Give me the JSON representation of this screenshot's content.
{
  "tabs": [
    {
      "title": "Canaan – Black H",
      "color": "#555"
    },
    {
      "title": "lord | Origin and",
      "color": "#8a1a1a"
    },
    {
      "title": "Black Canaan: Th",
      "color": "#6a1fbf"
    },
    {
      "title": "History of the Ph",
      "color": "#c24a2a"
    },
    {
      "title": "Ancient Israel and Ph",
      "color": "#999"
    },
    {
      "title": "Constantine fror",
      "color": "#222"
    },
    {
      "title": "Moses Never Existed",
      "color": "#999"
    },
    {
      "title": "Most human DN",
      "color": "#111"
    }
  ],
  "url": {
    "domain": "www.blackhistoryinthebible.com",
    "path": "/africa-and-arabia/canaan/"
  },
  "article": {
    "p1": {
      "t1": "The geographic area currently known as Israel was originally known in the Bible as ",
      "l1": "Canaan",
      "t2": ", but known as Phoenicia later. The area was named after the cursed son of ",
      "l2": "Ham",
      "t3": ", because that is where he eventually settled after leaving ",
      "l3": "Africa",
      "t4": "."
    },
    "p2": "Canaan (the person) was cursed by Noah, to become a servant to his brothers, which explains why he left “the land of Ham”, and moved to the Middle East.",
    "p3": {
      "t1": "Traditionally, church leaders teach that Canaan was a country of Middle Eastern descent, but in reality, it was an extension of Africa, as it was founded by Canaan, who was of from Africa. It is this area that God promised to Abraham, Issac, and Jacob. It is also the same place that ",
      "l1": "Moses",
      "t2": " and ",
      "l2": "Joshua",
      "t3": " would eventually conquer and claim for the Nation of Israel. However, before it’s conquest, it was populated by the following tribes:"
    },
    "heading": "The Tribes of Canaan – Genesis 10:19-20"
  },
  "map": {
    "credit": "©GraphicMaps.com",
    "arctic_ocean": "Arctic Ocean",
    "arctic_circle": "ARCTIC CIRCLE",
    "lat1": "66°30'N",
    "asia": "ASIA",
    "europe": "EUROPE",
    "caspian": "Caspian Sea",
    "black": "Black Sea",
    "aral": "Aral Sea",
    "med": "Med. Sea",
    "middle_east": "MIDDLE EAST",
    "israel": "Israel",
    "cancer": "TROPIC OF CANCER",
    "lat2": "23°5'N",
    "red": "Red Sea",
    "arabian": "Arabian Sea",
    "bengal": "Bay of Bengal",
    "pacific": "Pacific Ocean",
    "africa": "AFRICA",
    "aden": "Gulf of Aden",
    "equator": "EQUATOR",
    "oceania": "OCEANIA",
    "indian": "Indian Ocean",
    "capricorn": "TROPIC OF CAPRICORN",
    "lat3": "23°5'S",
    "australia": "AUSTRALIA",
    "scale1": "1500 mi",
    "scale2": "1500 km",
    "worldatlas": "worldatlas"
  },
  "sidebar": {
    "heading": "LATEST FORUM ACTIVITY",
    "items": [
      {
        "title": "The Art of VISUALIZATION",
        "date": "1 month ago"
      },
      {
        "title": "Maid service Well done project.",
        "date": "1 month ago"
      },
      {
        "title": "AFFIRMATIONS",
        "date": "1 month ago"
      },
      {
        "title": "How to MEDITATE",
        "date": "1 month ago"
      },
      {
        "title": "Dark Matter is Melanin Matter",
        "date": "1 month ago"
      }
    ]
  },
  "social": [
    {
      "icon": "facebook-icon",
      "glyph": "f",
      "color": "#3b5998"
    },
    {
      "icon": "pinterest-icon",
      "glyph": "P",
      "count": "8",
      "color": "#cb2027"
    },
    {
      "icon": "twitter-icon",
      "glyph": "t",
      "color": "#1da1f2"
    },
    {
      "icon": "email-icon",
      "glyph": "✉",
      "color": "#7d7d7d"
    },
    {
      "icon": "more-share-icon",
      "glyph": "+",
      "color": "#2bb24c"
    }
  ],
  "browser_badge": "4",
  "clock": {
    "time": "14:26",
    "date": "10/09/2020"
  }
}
******
**Exercise**: Show the data once more, exactly as it was written.

**Output of the exercise**:
Give me the JSON representation of this screenshot's content.
{
  "tabs": [
    {
      "title": "Canaan – Black H",
      "color": "#555"
    },
    {
      "title": "lord | Origin and",
      "color": "#8a1a1a"
    },
    {
      "title": "Black Canaan: Th",
      "color": "#6a1fbf"
    },
    {
      "title": "History of the Ph",
      "color": "#c24a2a"
    },
    {
      "title": "Ancient Israel and Ph",
      "color": "#999"
    },
    {
      "title": "Constantine fror",
      "color": "#222"
    },
    {
      "title": "Moses Never Existed",
      "color": "#999"
    },
    {
      "title": "Most human DN",
      "color": "#111"
    }
  ],
  "url": {
    "domain": "www.blackhistoryinthebible.com",
    "path": "/africa-and-arabia/canaan/"
  },
  "article": {
    "p1": {
      "t1": "The geographic area currently known as Israel was originally known in the Bible as ",
      "l1": "Canaan",
      "t2": ", but known as Phoenicia later. The area was named after the cursed son of ",
      "l2": "Ham",
      "t3": ", because that is where he eventually settled after leaving ",
      "l3": "Africa",
      "t4": "."
    },
    "p2": "Canaan (the person) was cursed by Noah, to become a servant to his brothers, which explains why he left “the land of Ham”, and moved to the Middle East.",
    "p3": {
      "t1": "Traditionally, church leaders teach that Canaan was a country of Middle Eastern descent, but in reality, it was an extension of Africa, as it was founded by Canaan, who was of from Africa. It is this area that God promised to Abraham, Issac, and Jacob. It is also the same place that ",
      "l1": "Moses",
      "t2": " and ",
      "l2": "Joshua",
      "t3": " would eventually conquer and claim for the Nation of Israel. However, before it’s conquest, it was populated by the following tribes:"
    },
    "heading": "The Tribes of Canaan – Genesis 10:19-20"
  },
  "map": {
    "credit": "©GraphicMaps.com",
    "arctic_ocean": "Arctic Ocean",
    "arctic_circle": "ARCTIC CIRCLE",
    "lat1": "66°30'N",
    "asia": "ASIA",
    "europe": "EUROPE",
    "caspian": "Caspian Sea",
    "black": "Black Sea",
    "aral": "Aral Sea",
    "med": "Med. Sea",
    "middle_east": "MIDDLE EAST",
    "israel": "Israel",
    "cancer": "TROPIC OF CANCER",
    "lat2": "23°5'N",
    "red": "Red Sea",
    "arabian": "Arabian Sea",
    "bengal": "Bay of Bengal",
    "pacific": "Pacific Ocean",
    "africa": "AFRICA",
    "aden": "Gulf of Aden",
    "equator": "EQUATOR",
    "oceania": "OCEANIA",
    "indian": "Indian Ocean",
    "capricorn": "TROPIC OF CAPRICORN",
    "lat3": "23°5'S",
    "australia": "AUSTRALIA",
    "scale1": "1500 mi",
    "scale2": "1500 km",
    "worldatlas": "worldatlas"
  },
  "sidebar": {
    "heading": "LATEST FORUM ACTIVITY",
    "items": [
      {
        "title": "The Art of VISUALIZATION",
        "date": "1 month ago"
      },
      {
        "title": "Maid service Well done project.",
        "date": "1 month ago"
      },
      {
        "title": "AFFIRMATIONS",
        "date": "1 month ago"
      },
      {
        "title": "How to MEDITATE",
        "date": "1 month ago"
      },
      {
        "title": "Dark Matter is Melanin Matter",
        "date": "1 month ago"
      }
    ]
  },
  "social": [
    {
      "icon": "facebook-icon",
      "glyph": "f",
      "color": "#3b5998"
    },
    {
      "icon": "pinterest-icon",
      "glyph": "P",
      "count": "8",
      "color": "#cb2027"
    },
    {
      "icon": "twitter-icon",
      "glyph": "t",
      "color": "#1da1f2"
    },
    {
      "icon": "email-icon",
      "glyph": "✉",
      "color": "#7d7d7d"
    },
    {
      "icon": "more-share-icon",
      "glyph": "+",
      "color": "#2bb24c"
    }
  ],
  "browser_badge": "4",
  "clock": {
    "time": "14:26",
    "date": "10/09/2020"
  }
}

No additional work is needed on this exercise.